### Consignes
a) Répondez à ces questions à partir de l'extrait :
(i) Combien de carbone organique le pergélisol arctique renferme-t-il ?
(ii) Où les carottes de sédiments analysées ont-elles été prélevées ?
(iii) Quel navire la campagne « Arctic Pulse » utilisera-t-elle ?
b) Résumez l'extrait en deux phrases.
c) Recopiez le passage de l'extrait qui commence par les mots « Le pergélisol arctique » et se termine par « du pergélisol enfouie. ».

Le plancher océanique arctique piège 90 % du carbone du pergélisol
Selon une étude publiée dans Nature Geoscience le 3 août 2026, seulement environ dix pour cent du carbone organique présent dans les sédiments côtiers issus du dégel du pergélisol est transformé en gaz à effet de serre pouvant atteindre l'atmosphère, le reste demeurant enfoui dans les fonds marins.
Le pergélisol arctique renferme environ 1 300 gigatonnes de carbone organique, auxquelles s'ajoutent 400 gigatonnes stockées dans les sédiments océaniques et les deltas fluviaux. Le réchauffement provoque l'érosion des côtes, libérant jusqu'à 0,02 gigatonne de carbone dans la mer chaque année, un chiffre qui pourrait augmenter de 70 à 150 % d'ici 2100, a déclaré le Dr Manuel Ruben, auteur principal de l'Institut Alfred-Wegener (AWI).
Les chercheurs ont analysé des carottes de sédiments prélevées au large de Qikiqtaruk (île Herschel) au Canada, représentant environ 50 ans de dépôts. À l'aide d'isotopes du carbone, ils ont constaté que les micro-organismes marins consomment préférentiellement le carbone frais des algues océaniques, laissant la majeure partie du carbone issu du pergélisol enfouie.
La professeure Gesine Mollenhauer, géochimiste à l'AWI et co-porte-parole du pôle d'excellence « Le plancher océanique – l'interface inexplorée de la Terre », a décrit les microbes vivant dans les sédiments comme des bactéries « gourmandes » qui préfèrent le carbone frais des restes d'algues récents aux dépôts anciens du pergélisol.
Ces résultats suggèrent que le carbone issu du dégel du pergélisol pourrait contribuer moins que redouté aux niveaux de gaz à effet de serre atmosphériques. Cependant, les chercheurs avertissent qu'une partie du carbone du pergélisol peut se décomposer avant d'atteindre le plancher océanique, et des recherches supplémentaires sont nécessaires.
Cette étude fournit une base plus précise pour les modèles climatiques prédisant l'impact mondial du dégel du pergélisol. La campagne internationale « Arctic Pulse », prévue pour 2027, utilisera le brise-glace de recherche Polarstern, les avions de l'AWI et des sites terrestres pour explorer plus en détail comment le carbone du pergélisol affecte les écosystèmes côtiers, notamment la pénétration de la lumière et le réseau trophique.

### Lignes fournies
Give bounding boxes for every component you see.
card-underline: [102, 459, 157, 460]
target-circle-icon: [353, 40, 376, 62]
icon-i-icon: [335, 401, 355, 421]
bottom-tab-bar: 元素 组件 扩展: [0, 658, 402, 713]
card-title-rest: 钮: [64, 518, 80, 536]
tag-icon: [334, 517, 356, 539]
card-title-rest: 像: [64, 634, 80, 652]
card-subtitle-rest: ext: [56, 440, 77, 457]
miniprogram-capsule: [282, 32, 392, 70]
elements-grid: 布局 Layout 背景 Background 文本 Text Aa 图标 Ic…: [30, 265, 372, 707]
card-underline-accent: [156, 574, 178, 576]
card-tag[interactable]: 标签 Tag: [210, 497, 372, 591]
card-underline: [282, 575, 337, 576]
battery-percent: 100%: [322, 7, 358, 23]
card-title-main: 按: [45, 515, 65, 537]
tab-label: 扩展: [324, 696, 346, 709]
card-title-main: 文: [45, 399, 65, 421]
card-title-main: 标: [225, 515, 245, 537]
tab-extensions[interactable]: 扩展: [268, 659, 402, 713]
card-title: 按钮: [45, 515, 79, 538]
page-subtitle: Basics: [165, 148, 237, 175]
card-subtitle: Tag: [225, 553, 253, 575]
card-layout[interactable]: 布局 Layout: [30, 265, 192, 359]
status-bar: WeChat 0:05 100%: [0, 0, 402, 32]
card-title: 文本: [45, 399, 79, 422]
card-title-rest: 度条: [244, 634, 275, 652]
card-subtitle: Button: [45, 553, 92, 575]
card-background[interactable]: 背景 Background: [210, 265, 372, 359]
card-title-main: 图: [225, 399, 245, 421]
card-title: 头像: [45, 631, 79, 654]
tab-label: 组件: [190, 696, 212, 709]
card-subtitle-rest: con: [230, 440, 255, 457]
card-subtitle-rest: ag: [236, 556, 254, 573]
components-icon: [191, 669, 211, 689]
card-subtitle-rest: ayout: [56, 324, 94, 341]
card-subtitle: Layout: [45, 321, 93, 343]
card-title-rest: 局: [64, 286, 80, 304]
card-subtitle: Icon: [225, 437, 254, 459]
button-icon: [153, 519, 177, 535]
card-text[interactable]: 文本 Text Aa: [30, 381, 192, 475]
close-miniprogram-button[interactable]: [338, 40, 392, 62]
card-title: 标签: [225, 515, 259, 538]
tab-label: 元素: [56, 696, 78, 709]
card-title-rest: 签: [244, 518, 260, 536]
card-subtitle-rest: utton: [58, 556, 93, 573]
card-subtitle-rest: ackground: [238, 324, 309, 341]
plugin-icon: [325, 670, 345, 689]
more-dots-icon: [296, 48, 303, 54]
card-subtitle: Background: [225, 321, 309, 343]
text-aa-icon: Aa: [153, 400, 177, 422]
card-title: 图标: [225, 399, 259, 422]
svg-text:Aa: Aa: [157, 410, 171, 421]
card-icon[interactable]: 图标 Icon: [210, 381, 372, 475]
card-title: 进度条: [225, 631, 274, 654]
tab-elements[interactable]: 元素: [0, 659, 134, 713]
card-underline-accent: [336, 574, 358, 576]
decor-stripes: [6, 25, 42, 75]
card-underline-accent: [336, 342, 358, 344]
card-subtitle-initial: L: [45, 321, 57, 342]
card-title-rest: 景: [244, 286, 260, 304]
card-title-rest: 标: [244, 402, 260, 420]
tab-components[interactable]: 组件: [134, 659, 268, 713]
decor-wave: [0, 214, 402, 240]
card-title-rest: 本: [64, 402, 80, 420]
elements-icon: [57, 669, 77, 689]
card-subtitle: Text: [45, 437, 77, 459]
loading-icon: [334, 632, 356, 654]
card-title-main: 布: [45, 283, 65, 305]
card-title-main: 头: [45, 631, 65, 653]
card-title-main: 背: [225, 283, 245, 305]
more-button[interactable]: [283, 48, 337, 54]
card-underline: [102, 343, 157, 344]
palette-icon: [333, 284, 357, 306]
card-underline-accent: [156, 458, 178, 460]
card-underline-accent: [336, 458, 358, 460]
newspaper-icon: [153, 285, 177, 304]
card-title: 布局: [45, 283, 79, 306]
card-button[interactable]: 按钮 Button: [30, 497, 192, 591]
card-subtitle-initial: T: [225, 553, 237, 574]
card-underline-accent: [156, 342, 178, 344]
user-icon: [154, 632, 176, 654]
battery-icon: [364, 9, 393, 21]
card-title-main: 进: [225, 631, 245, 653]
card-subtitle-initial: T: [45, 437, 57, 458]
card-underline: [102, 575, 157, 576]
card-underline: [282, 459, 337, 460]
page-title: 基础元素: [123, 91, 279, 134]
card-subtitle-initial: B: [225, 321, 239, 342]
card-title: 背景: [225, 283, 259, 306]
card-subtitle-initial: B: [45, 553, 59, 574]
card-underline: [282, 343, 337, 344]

### Corrigé des exercices
a)
(i) Environ 1 300 gigatonnes.
(ii) Au large de Qikiqtaruk (île Herschel), au Canada.
(iii) Le brise-glace de recherche Polarstern.

b) Selon une étude parue dans Nature Geoscience, seulement environ dix pour cent du carbone organique des sédiments côtiers issus du dégel du pergélisol devient un gaz à effet de serre pouvant atteindre l'atmosphère. Les micro-organismes marins consomment de préférence le carbone frais des algues et laissent la majeure partie du carbone du pergélisol enfouie, ce qui suggère une contribution moindre que redouté aux gaz à effet de serre, même si les chercheurs jugent nécessaires des recherches supplémentaires.

c)
Le pergélisol arctique renferme environ 1 300 gigatonnes de carbone organique, auxquelles s'ajoutent 400 gigatonnes stockées dans les sédiments océaniques et les deltas fluviaux. Le réchauffement provoque l'érosion des côtes, libérant jusqu'à 0,02 gigatonne de carbone dans la mer chaque année, un chiffre qui pourrait augmenter de 70 à 150 % d'ici 2100, a déclaré le Dr Manuel Ruben, auteur principal de l'Institut Alfred-Wegener (AWI).
Les chercheurs ont analysé des carottes de sédiments prélevées au large de Qikiqtaruk (île Herschel) au Canada, représentant environ 50 ans de dépôts. À l'aide d'isotopes du carbone, ils ont constaté que les micro-organismes marins consomment préférentiellement le carbone frais des algues océaniques, laissant la majeure partie du carbone issu du pergélisol enfouie.